**The request**
Count every line that has the word "distillata". Give the number, without anything more.

☆ ☆ ☆ ☆

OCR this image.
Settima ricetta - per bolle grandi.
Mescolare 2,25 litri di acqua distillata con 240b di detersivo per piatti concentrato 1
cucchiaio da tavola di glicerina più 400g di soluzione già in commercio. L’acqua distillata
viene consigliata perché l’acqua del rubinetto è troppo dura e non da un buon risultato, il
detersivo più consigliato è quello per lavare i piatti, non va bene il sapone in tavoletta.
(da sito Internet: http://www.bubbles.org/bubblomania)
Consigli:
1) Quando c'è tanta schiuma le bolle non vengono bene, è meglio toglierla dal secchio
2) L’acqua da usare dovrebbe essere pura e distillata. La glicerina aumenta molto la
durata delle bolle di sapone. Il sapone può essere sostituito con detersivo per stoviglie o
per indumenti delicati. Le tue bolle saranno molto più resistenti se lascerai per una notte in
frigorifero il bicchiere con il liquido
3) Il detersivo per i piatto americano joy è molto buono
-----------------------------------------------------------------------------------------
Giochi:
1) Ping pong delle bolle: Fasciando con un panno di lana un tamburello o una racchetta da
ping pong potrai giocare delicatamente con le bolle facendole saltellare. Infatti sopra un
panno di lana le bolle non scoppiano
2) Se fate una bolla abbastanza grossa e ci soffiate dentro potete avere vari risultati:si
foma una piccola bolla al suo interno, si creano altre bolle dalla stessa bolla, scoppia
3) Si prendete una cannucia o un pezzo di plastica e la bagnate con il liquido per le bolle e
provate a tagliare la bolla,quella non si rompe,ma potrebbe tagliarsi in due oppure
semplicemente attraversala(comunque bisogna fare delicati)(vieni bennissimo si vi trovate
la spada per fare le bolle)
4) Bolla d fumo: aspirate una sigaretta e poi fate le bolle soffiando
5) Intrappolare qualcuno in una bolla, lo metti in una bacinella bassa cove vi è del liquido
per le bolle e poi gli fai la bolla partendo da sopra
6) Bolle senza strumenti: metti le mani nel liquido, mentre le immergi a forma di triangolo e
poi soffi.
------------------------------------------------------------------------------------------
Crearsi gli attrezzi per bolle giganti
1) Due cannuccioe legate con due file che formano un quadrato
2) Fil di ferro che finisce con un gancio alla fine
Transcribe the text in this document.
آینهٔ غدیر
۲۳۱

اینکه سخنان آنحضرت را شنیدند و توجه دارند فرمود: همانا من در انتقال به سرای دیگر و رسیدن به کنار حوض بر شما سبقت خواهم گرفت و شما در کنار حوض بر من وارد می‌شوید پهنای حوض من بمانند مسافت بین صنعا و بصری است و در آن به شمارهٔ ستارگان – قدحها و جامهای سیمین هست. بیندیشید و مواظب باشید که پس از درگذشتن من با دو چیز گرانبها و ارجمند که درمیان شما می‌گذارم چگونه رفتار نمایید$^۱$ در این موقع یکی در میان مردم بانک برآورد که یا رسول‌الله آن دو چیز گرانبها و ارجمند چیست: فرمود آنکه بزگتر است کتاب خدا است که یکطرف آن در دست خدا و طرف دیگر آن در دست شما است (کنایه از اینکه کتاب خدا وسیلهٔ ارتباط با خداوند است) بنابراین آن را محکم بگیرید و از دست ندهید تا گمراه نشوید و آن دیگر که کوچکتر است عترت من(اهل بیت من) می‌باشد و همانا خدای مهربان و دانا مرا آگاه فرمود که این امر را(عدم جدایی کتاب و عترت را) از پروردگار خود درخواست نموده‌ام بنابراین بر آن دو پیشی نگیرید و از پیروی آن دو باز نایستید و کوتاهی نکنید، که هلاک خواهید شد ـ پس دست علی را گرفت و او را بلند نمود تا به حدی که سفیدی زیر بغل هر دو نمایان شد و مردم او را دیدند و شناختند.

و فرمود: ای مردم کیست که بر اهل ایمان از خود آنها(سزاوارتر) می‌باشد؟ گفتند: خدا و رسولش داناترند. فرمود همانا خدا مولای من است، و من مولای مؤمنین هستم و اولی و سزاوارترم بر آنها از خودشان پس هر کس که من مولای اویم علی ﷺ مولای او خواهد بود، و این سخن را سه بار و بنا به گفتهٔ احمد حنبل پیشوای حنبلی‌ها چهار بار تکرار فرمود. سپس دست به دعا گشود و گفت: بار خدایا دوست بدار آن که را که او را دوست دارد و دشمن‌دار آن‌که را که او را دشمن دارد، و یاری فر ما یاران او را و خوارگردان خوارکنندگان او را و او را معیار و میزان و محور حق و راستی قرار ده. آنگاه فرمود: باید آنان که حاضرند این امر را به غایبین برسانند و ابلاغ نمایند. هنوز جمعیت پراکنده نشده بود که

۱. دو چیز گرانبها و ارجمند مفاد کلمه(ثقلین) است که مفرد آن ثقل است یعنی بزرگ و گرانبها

☆ ☆ ☆ ☆

**Result of this task**
3